Items from a data source

::::

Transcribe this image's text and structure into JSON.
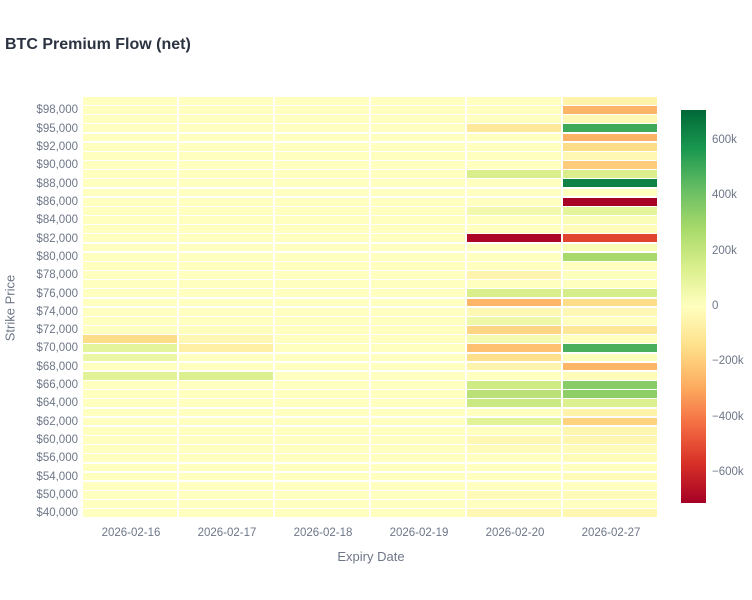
{
  "chart_data": {
    "type": "heatmap",
    "title": "BTC Premium Flow (net)",
    "xlabel": "Expiry Date",
    "ylabel": "Strike Price",
    "x_categories": [
      "2026-02-16",
      "2026-02-17",
      "2026-02-18",
      "2026-02-19",
      "2026-02-20",
      "2026-02-27"
    ],
    "values_unit": "thousands",
    "zmin": -710,
    "zmax": 710,
    "colorscale_name": "RdYlGn",
    "colorscale": [
      "#a50026",
      "#d73027",
      "#f46d43",
      "#fdae61",
      "#fee08b",
      "#ffffbf",
      "#d9ef8b",
      "#a6d96a",
      "#66bd63",
      "#1a9850",
      "#006837"
    ],
    "colorbar": {
      "tick_values": [
        600,
        400,
        200,
        0,
        -200,
        -400,
        -600
      ],
      "tick_labels": [
        "600k",
        "400k",
        "200k",
        "0",
        "−200k",
        "−400k",
        "−600k"
      ]
    },
    "rows": [
      {
        "label": "",
        "values": [
          0,
          0,
          0,
          0,
          0,
          -60
        ]
      },
      {
        "label": "$98,000",
        "values": [
          0,
          0,
          0,
          0,
          0,
          -260
        ]
      },
      {
        "label": "",
        "values": [
          0,
          0,
          0,
          0,
          0,
          -30
        ]
      },
      {
        "label": "$95,000",
        "values": [
          0,
          0,
          0,
          0,
          -100,
          500
        ]
      },
      {
        "label": "",
        "values": [
          0,
          0,
          0,
          0,
          0,
          -270
        ]
      },
      {
        "label": "$92,000",
        "values": [
          0,
          0,
          0,
          0,
          0,
          -150
        ]
      },
      {
        "label": "",
        "values": [
          0,
          0,
          0,
          0,
          0,
          -30
        ]
      },
      {
        "label": "$90,000",
        "values": [
          0,
          0,
          0,
          0,
          0,
          -200
        ]
      },
      {
        "label": "",
        "values": [
          0,
          0,
          0,
          0,
          140,
          140
        ]
      },
      {
        "label": "$88,000",
        "values": [
          0,
          0,
          0,
          0,
          0,
          630
        ]
      },
      {
        "label": "",
        "values": [
          0,
          0,
          0,
          0,
          0,
          0
        ]
      },
      {
        "label": "$86,000",
        "values": [
          0,
          0,
          0,
          0,
          0,
          -705
        ]
      },
      {
        "label": "",
        "values": [
          0,
          0,
          0,
          0,
          50,
          100
        ]
      },
      {
        "label": "$84,000",
        "values": [
          0,
          0,
          0,
          0,
          0,
          20
        ]
      },
      {
        "label": "",
        "values": [
          0,
          0,
          0,
          0,
          0,
          -20
        ]
      },
      {
        "label": "$82,000",
        "values": [
          0,
          0,
          0,
          0,
          -690,
          -520
        ]
      },
      {
        "label": "",
        "values": [
          0,
          0,
          0,
          0,
          0,
          20
        ]
      },
      {
        "label": "$80,000",
        "values": [
          0,
          0,
          0,
          0,
          0,
          280
        ]
      },
      {
        "label": "",
        "values": [
          0,
          0,
          0,
          0,
          0,
          0
        ]
      },
      {
        "label": "$78,000",
        "values": [
          0,
          0,
          0,
          0,
          -50,
          10
        ]
      },
      {
        "label": "",
        "values": [
          0,
          0,
          0,
          0,
          0,
          0
        ]
      },
      {
        "label": "$76,000",
        "values": [
          0,
          0,
          0,
          0,
          140,
          150
        ]
      },
      {
        "label": "",
        "values": [
          0,
          0,
          0,
          0,
          -260,
          -150
        ]
      },
      {
        "label": "$74,000",
        "values": [
          0,
          0,
          0,
          0,
          -30,
          -30
        ]
      },
      {
        "label": "",
        "values": [
          0,
          0,
          0,
          0,
          60,
          0
        ]
      },
      {
        "label": "$72,000",
        "values": [
          0,
          -10,
          0,
          0,
          -170,
          -110
        ]
      },
      {
        "label": "",
        "values": [
          -150,
          -30,
          0,
          0,
          40,
          0
        ]
      },
      {
        "label": "$70,000",
        "values": [
          100,
          -70,
          0,
          0,
          -230,
          480
        ]
      },
      {
        "label": "",
        "values": [
          70,
          0,
          0,
          0,
          -140,
          10
        ]
      },
      {
        "label": "$68,000",
        "values": [
          0,
          0,
          0,
          0,
          -50,
          -260
        ]
      },
      {
        "label": "",
        "values": [
          110,
          130,
          0,
          0,
          0,
          -20
        ]
      },
      {
        "label": "$66,000",
        "values": [
          0,
          0,
          0,
          0,
          170,
          350
        ]
      },
      {
        "label": "",
        "values": [
          0,
          0,
          0,
          0,
          230,
          340
        ]
      },
      {
        "label": "$64,000",
        "values": [
          0,
          0,
          0,
          0,
          180,
          130
        ]
      },
      {
        "label": "",
        "values": [
          0,
          0,
          0,
          0,
          0,
          -60
        ]
      },
      {
        "label": "$62,000",
        "values": [
          0,
          0,
          0,
          0,
          110,
          -180
        ]
      },
      {
        "label": "",
        "values": [
          0,
          0,
          0,
          0,
          0,
          -40
        ]
      },
      {
        "label": "$60,000",
        "values": [
          0,
          0,
          0,
          0,
          -30,
          -40
        ]
      },
      {
        "label": "",
        "values": [
          0,
          0,
          0,
          0,
          -20,
          -20
        ]
      },
      {
        "label": "$56,000",
        "values": [
          0,
          0,
          0,
          0,
          0,
          -15
        ]
      },
      {
        "label": "",
        "values": [
          0,
          0,
          0,
          0,
          0,
          0
        ]
      },
      {
        "label": "$54,000",
        "values": [
          0,
          0,
          0,
          0,
          0,
          -15
        ]
      },
      {
        "label": "",
        "values": [
          0,
          0,
          0,
          0,
          0,
          0
        ]
      },
      {
        "label": "$50,000",
        "values": [
          0,
          0,
          0,
          0,
          -25,
          -25
        ]
      },
      {
        "label": "",
        "values": [
          0,
          0,
          0,
          0,
          0,
          0
        ]
      },
      {
        "label": "$40,000",
        "values": [
          0,
          0,
          0,
          0,
          -30,
          -40
        ]
      }
    ],
    "text_colors": {
      "title": "#2b3240",
      "axis_text": "#6e7687"
    }
  }
}
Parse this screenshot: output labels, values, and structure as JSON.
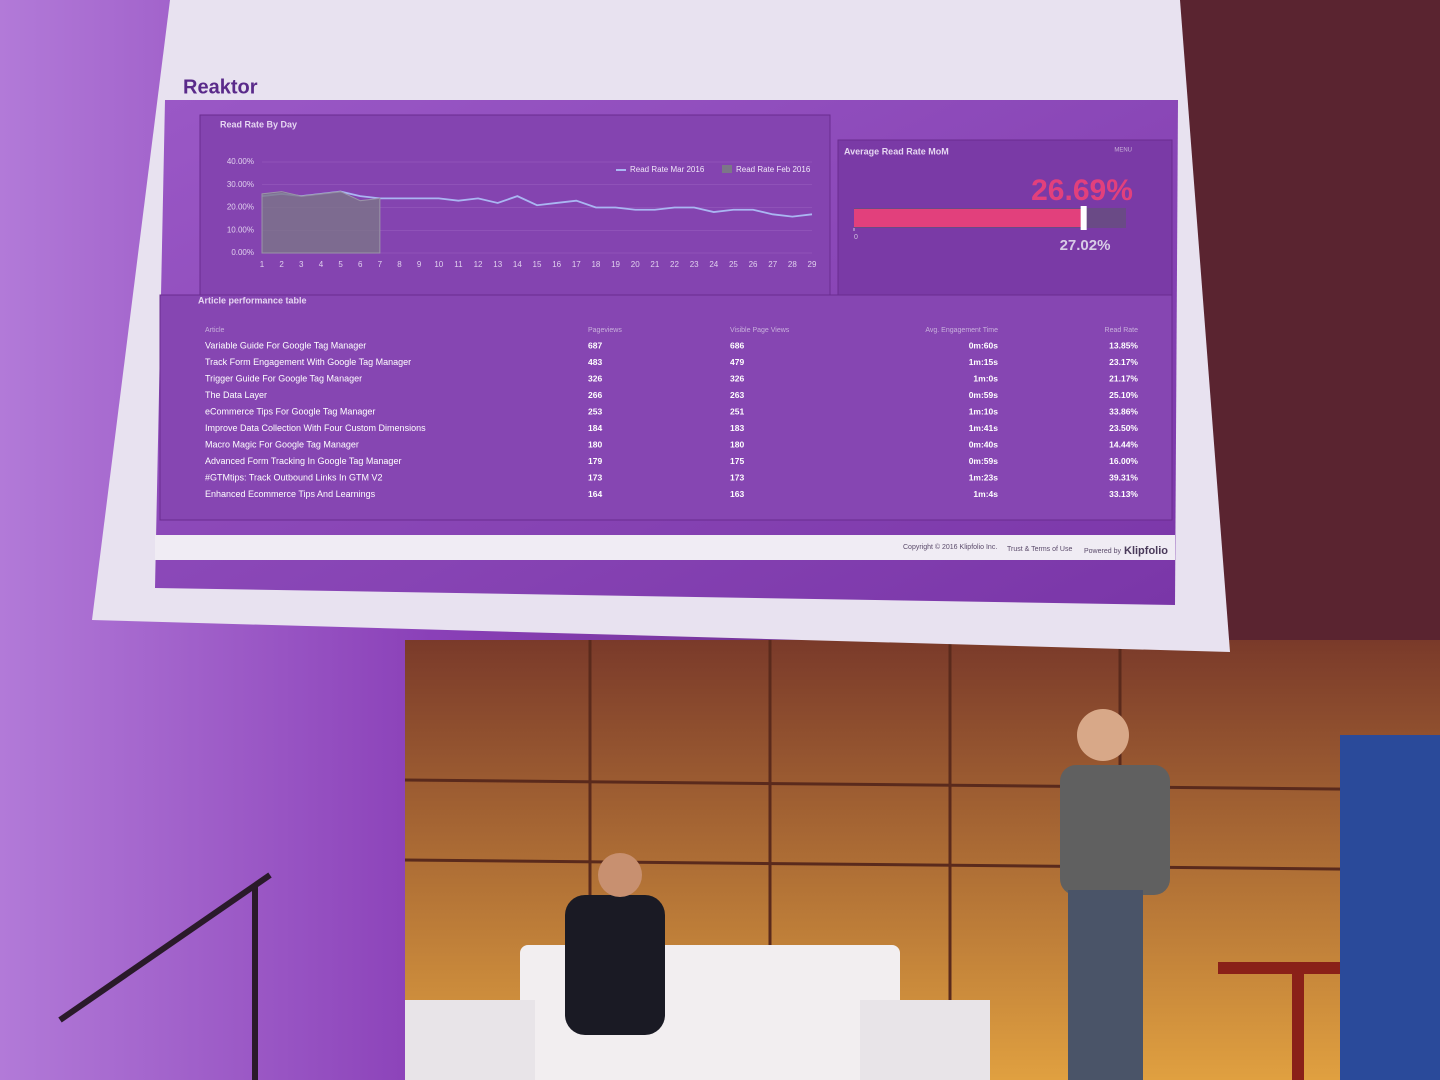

::::

The exercise: Pull out all lines from the entries above in which the word "title" appears.

Answer to this exercise:
    "title": "BTC Premium Flow (net)",
      "title": "#2b3240",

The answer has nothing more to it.